### MATERIAL TO PROCESS

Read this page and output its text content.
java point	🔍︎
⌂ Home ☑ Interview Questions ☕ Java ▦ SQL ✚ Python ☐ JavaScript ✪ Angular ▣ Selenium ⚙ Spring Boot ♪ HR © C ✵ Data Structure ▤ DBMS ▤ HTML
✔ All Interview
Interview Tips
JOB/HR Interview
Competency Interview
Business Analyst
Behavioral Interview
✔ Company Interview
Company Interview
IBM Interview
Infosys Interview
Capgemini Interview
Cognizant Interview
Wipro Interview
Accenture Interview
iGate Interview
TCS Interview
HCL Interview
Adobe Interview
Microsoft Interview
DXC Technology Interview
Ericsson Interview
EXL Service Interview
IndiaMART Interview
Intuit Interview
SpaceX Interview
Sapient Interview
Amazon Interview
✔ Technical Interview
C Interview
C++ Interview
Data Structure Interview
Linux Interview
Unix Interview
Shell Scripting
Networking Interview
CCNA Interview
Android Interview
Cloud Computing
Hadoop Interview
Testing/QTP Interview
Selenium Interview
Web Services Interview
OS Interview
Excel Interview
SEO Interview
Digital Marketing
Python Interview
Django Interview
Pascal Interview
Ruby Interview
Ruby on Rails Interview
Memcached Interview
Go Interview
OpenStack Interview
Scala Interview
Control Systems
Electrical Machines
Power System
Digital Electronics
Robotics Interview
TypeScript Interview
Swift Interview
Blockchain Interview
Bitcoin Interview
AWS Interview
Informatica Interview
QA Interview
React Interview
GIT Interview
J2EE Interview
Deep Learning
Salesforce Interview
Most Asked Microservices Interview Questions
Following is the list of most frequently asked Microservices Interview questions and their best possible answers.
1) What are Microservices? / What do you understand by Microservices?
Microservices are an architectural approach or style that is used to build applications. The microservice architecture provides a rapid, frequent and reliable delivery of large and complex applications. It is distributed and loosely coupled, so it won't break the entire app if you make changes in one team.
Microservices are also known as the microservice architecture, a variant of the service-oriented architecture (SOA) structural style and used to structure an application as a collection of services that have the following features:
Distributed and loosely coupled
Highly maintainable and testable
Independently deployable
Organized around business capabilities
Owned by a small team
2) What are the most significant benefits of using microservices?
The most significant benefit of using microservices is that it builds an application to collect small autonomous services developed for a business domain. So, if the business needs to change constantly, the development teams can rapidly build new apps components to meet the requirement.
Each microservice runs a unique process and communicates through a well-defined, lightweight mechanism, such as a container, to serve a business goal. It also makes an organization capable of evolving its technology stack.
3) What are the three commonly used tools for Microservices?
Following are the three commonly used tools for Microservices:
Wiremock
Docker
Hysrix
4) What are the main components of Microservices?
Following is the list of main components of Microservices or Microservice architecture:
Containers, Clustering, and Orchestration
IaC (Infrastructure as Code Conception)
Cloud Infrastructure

######
### MATERIAL TO PROCESS

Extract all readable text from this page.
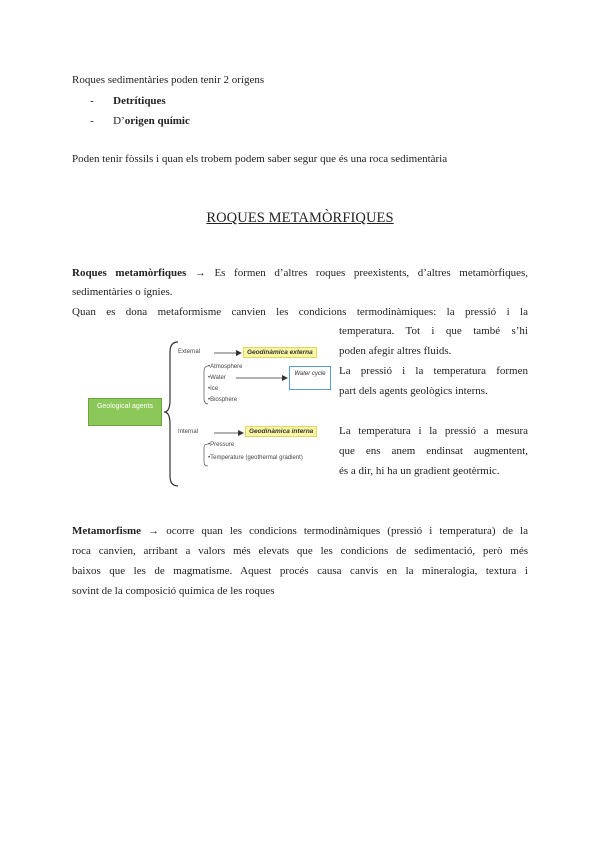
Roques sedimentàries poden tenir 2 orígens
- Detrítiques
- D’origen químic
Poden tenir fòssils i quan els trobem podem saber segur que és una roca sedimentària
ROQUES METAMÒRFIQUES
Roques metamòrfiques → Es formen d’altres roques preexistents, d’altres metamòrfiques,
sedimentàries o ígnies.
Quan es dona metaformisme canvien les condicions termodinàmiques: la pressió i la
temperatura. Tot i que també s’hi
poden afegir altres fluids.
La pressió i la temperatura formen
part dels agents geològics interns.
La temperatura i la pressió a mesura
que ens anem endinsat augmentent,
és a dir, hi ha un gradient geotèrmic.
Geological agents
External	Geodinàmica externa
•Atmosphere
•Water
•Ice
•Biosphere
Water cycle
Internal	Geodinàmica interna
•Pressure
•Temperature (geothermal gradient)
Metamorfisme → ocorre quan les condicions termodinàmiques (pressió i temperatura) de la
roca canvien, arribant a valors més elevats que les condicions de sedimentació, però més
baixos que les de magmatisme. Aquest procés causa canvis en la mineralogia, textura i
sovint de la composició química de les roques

######
### MATERIAL TO PROCESS

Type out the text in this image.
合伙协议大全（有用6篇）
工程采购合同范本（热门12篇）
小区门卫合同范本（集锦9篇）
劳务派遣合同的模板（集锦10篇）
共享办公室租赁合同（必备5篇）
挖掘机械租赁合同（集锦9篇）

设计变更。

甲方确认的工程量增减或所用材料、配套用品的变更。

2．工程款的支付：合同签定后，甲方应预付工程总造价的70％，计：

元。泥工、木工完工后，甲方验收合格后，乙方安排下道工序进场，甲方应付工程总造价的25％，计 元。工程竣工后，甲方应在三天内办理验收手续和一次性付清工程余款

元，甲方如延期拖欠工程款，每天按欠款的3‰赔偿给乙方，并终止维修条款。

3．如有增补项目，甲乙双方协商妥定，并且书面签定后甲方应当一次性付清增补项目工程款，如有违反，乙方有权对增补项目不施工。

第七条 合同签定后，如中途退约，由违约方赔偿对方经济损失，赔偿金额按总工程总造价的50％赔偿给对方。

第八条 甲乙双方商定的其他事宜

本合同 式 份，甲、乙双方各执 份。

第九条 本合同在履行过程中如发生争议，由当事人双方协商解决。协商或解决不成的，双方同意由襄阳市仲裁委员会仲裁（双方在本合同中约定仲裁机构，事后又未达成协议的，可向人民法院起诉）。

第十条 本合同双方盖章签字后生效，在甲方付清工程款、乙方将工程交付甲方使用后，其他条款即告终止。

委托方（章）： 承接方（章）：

######

- EXERCISE DIRECTIONS -
Gather up every line in the data above that contains the word "What", copying each one.

- RESPONSE TO THIS TASK -
1) What are Microservices? / What do you understand by Microservices?
2) What are the most significant benefits of using microservices?
3) What are the three commonly used tools for Microservices?
4) What are the main components of Microservices?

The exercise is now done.